Required work: Copy all the data exactly, except the pictures.

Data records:
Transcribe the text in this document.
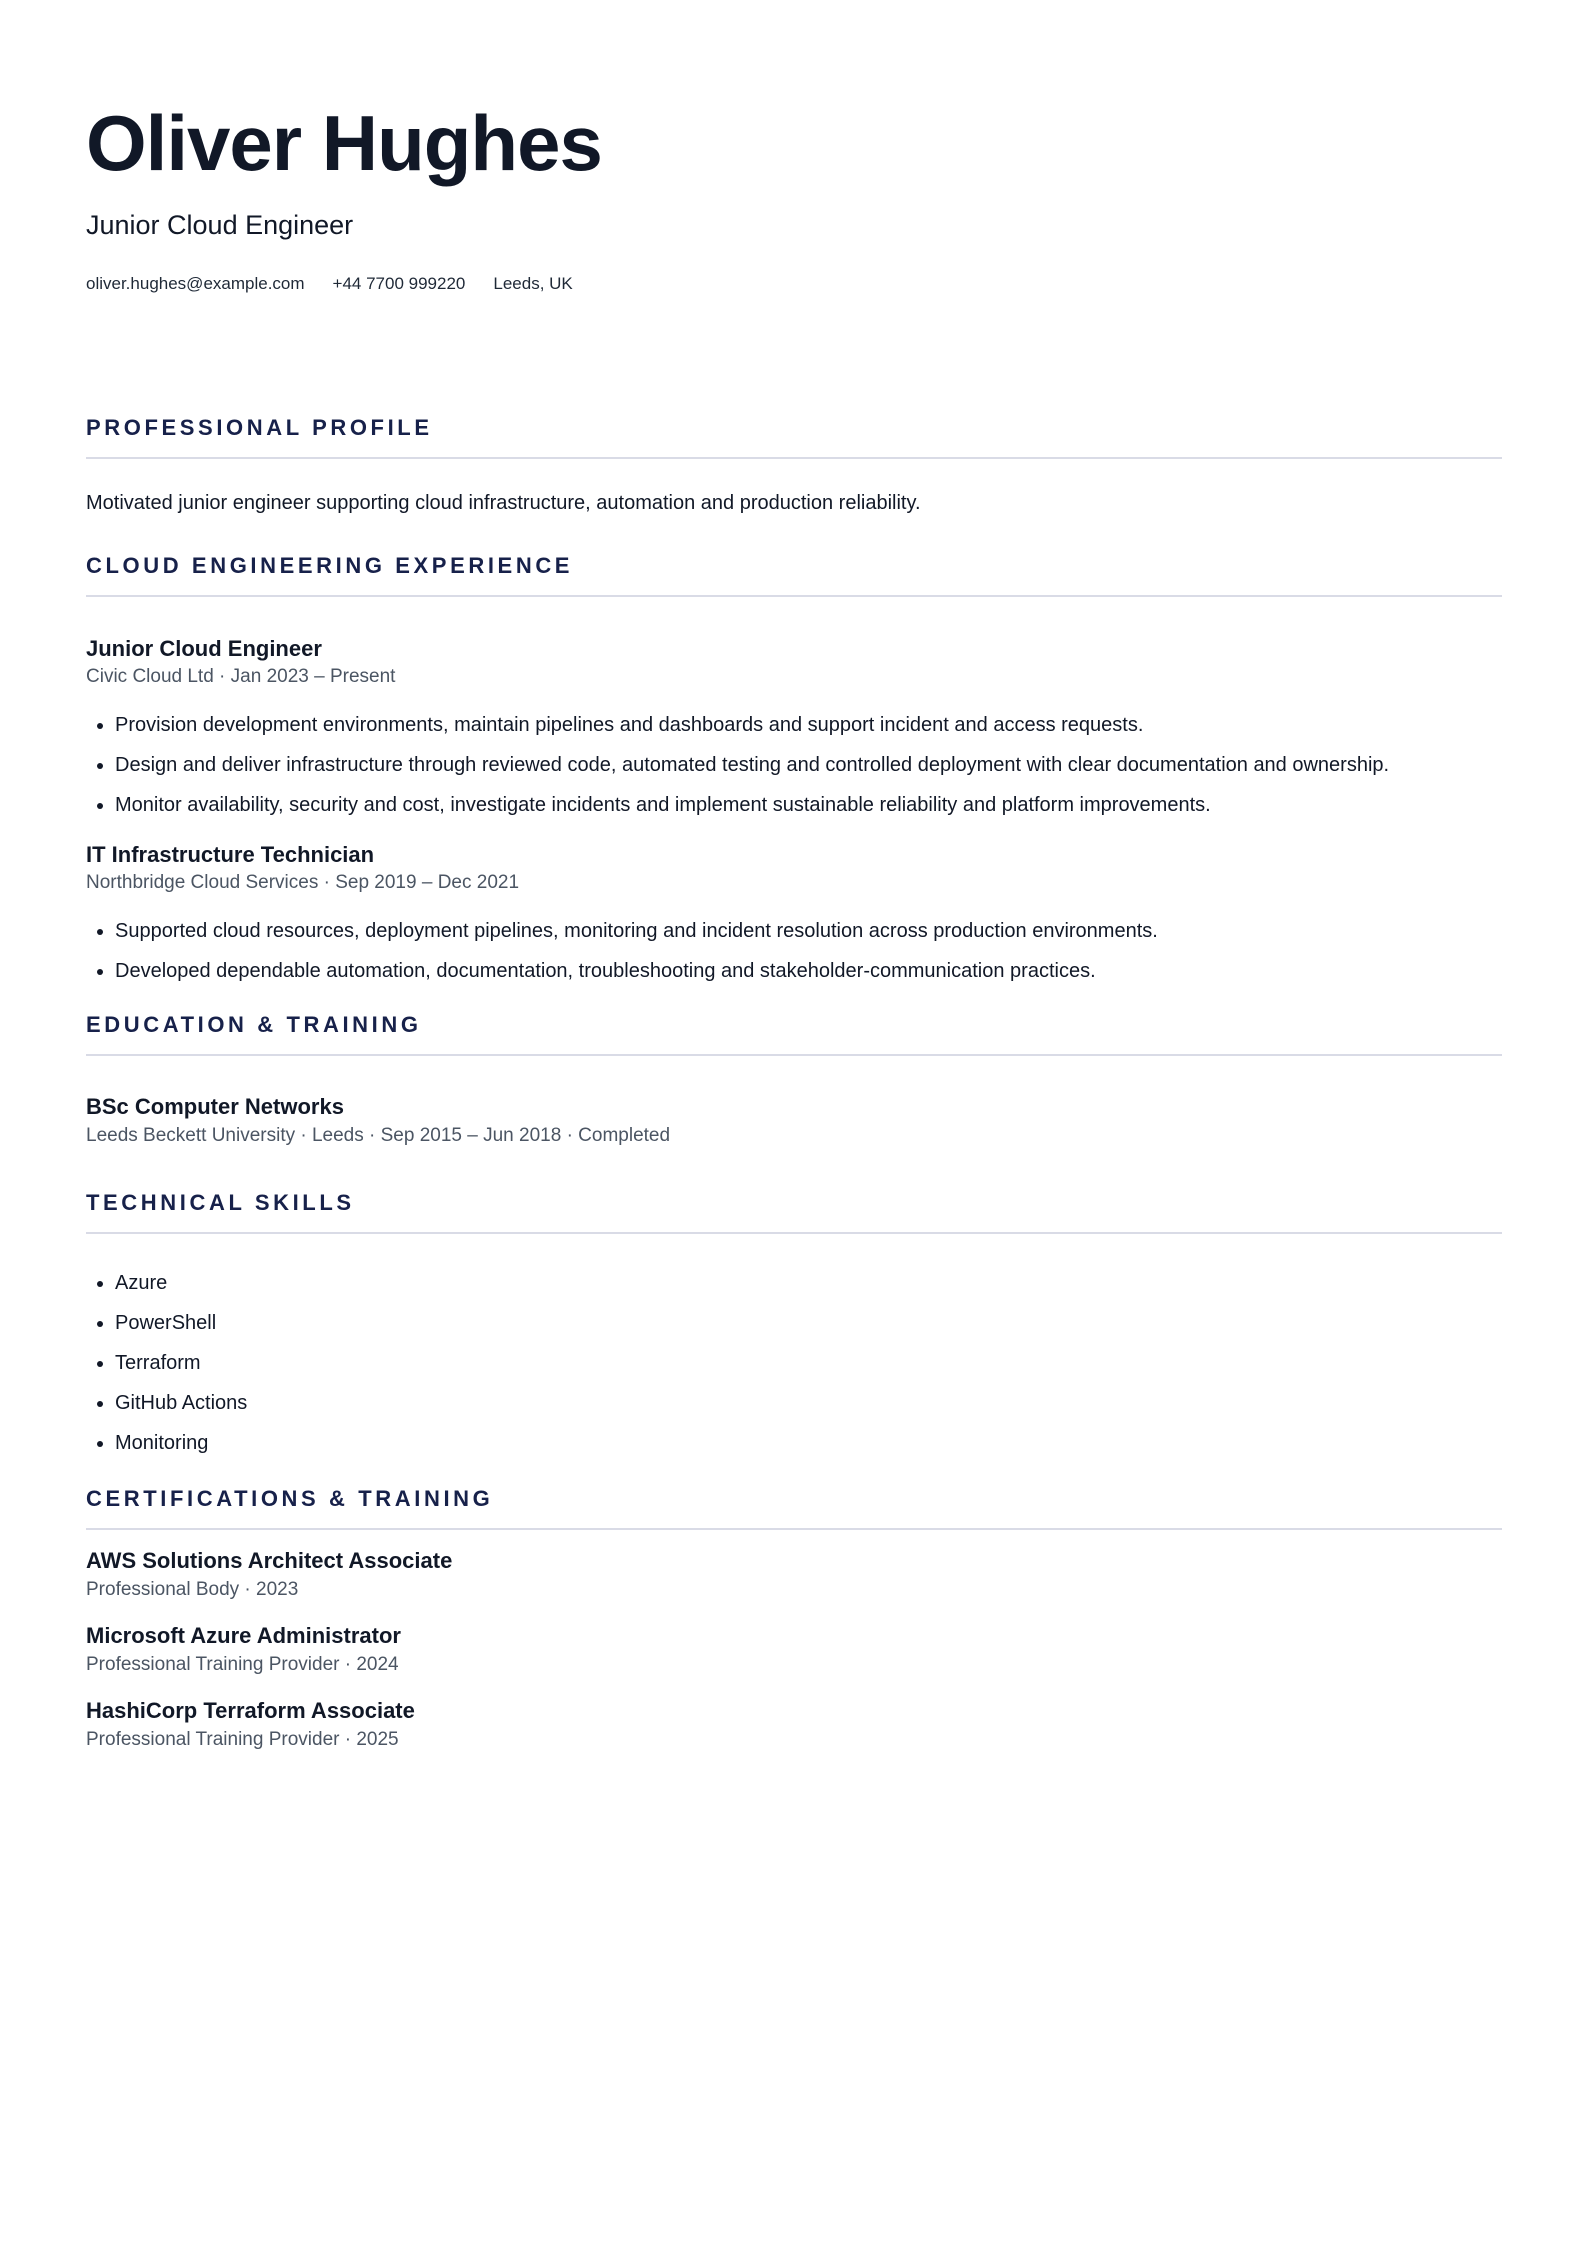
Oliver Hughes
Junior Cloud Engineer
oliver.hughes@example.com +44 7700 999220 Leeds, UK
PROFESSIONAL PROFILE

Motivated junior engineer supporting cloud infrastructure, automation and production reliability.

CLOUD ENGINEERING EXPERIENCE
Junior Cloud Engineer
Civic Cloud Ltd · Jan 2023 – Present
• Provision development environments, maintain pipelines and dashboards and support incident and access requests.
• Design and deliver infrastructure through reviewed code, automated testing and controlled deployment with clear documentation and ownership.
• Monitor availability, security and cost, investigate incidents and implement sustainable reliability and platform improvements.
IT Infrastructure Technician
Northbridge Cloud Services · Sep 2019 – Dec 2021
• Supported cloud resources, deployment pipelines, monitoring and incident resolution across production environments.
• Developed dependable automation, documentation, troubleshooting and stakeholder-communication practices.
EDUCATION & TRAINING
BSc Computer Networks
Leeds Beckett University · Leeds · Sep 2015 – Jun 2018 · Completed
TECHNICAL SKILLS
• Azure
• PowerShell
• Terraform
• GitHub Actions
• Monitoring
CERTIFICATIONS & TRAINING
AWS Solutions Architect Associate
Professional Body · 2023
Microsoft Azure Administrator
Professional Training Provider · 2024
HashiCorp Terraform Associate
Professional Training Provider · 2025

Written answer:
Transcribe the text in this document.
Oliver Hughes
Junior Cloud Engineer
oliver.hughes@example.com +44 7700 999220 Leeds, UK
PROFESSIONAL PROFILE

Motivated junior engineer supporting cloud infrastructure, automation and production reliability.

CLOUD ENGINEERING EXPERIENCE
Junior Cloud Engineer
Civic Cloud Ltd · Jan 2023 – Present
• Provision development environments, maintain pipelines and dashboards and support incident and access requests.
• Design and deliver infrastructure through reviewed code, automated testing and controlled deployment with clear documentation and ownership.
• Monitor availability, security and cost, investigate incidents and implement sustainable reliability and platform improvements.
IT Infrastructure Technician
Northbridge Cloud Services · Sep 2019 – Dec 2021
• Supported cloud resources, deployment pipelines, monitoring and incident resolution across production environments.
• Developed dependable automation, documentation, troubleshooting and stakeholder-communication practices.
EDUCATION & TRAINING
BSc Computer Networks
Leeds Beckett University · Leeds · Sep 2015 – Jun 2018 · Completed
TECHNICAL SKILLS
• Azure
• PowerShell
• Terraform
• GitHub Actions
• Monitoring
CERTIFICATIONS & TRAINING
AWS Solutions Architect Associate
Professional Body · 2023
Microsoft Azure Administrator
Professional Training Provider · 2024
HashiCorp Terraform Associate
Professional Training Provider · 2025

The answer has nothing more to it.